→ EXERCISE DETAILS
Pull every line of the entries that has the word "FICTION".

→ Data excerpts
* * * * * * *

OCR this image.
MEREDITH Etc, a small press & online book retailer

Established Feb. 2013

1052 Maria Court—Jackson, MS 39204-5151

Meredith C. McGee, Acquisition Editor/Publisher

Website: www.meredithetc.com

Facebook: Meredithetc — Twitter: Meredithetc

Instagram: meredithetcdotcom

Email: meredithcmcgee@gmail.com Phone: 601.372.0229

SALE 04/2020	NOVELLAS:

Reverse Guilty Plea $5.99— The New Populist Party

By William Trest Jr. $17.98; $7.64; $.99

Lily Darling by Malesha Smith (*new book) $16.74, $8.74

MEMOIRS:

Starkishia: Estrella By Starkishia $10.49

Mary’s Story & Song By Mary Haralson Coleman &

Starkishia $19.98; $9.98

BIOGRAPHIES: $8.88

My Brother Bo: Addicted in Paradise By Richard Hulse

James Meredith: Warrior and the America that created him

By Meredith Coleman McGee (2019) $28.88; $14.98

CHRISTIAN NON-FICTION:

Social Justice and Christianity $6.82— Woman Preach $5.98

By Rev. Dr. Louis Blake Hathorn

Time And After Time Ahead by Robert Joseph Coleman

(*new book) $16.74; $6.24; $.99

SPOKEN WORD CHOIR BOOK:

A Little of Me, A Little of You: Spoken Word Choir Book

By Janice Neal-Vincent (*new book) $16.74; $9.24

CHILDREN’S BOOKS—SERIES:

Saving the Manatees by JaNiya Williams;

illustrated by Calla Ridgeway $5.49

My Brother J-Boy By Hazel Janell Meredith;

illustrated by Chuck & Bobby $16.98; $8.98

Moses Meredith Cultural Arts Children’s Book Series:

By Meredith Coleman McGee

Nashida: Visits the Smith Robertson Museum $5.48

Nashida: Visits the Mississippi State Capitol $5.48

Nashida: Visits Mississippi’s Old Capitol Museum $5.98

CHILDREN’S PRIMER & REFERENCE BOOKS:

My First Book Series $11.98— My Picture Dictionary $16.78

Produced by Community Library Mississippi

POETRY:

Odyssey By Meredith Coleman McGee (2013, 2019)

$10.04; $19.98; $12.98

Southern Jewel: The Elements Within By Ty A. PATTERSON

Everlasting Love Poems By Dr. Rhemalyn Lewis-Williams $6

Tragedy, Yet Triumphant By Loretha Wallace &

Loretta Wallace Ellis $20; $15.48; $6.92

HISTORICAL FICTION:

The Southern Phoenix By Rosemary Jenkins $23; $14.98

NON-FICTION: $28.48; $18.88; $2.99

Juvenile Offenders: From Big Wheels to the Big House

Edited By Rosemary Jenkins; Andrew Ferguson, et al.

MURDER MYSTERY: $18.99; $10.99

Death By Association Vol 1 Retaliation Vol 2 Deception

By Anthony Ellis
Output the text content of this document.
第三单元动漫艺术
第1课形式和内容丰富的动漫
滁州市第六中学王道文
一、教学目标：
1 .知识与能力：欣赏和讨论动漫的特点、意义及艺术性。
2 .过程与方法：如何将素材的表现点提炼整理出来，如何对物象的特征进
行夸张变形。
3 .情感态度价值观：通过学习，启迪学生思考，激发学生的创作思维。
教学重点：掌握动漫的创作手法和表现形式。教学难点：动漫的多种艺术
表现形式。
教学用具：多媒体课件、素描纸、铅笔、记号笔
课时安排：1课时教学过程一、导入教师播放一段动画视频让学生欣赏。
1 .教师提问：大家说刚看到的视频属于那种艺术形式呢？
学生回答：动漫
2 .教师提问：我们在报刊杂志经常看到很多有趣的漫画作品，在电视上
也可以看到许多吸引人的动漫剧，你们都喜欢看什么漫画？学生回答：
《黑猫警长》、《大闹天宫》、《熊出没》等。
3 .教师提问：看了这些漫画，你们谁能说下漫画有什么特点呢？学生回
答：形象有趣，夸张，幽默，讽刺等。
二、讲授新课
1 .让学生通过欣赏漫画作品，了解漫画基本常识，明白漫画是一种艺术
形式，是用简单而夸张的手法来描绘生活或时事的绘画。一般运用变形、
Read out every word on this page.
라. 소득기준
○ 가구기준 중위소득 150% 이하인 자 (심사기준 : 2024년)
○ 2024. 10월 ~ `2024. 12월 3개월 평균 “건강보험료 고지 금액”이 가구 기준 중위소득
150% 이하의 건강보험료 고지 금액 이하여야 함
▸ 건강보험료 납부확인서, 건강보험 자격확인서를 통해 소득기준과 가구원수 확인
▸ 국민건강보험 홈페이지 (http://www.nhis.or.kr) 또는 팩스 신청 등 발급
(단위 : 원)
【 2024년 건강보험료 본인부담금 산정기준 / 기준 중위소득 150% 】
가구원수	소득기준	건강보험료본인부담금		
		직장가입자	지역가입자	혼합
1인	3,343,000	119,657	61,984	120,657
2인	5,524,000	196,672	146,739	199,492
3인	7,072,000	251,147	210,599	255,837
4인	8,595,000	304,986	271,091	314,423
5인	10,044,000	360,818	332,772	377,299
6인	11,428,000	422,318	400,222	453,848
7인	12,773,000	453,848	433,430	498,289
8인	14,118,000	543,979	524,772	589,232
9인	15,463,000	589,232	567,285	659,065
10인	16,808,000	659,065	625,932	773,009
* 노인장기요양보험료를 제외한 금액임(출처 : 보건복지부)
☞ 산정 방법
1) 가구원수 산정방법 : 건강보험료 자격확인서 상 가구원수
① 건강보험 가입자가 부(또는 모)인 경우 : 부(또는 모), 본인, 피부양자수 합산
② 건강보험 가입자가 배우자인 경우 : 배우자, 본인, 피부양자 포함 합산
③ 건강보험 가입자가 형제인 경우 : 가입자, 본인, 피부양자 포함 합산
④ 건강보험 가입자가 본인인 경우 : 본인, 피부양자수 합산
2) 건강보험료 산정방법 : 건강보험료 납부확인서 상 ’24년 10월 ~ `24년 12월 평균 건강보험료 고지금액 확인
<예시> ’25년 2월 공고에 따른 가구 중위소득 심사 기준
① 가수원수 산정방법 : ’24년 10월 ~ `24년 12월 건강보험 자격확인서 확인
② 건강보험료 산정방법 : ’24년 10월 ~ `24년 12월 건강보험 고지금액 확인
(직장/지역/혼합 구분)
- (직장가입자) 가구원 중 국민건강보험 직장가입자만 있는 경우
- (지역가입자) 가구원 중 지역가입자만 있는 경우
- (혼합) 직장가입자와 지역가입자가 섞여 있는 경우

* * * * * * *

→ RESPONSE
CHRISTIAN NON-FICTION:
HISTORICAL FICTION:
NON-FICTION: $28.48; $18.88; $2.99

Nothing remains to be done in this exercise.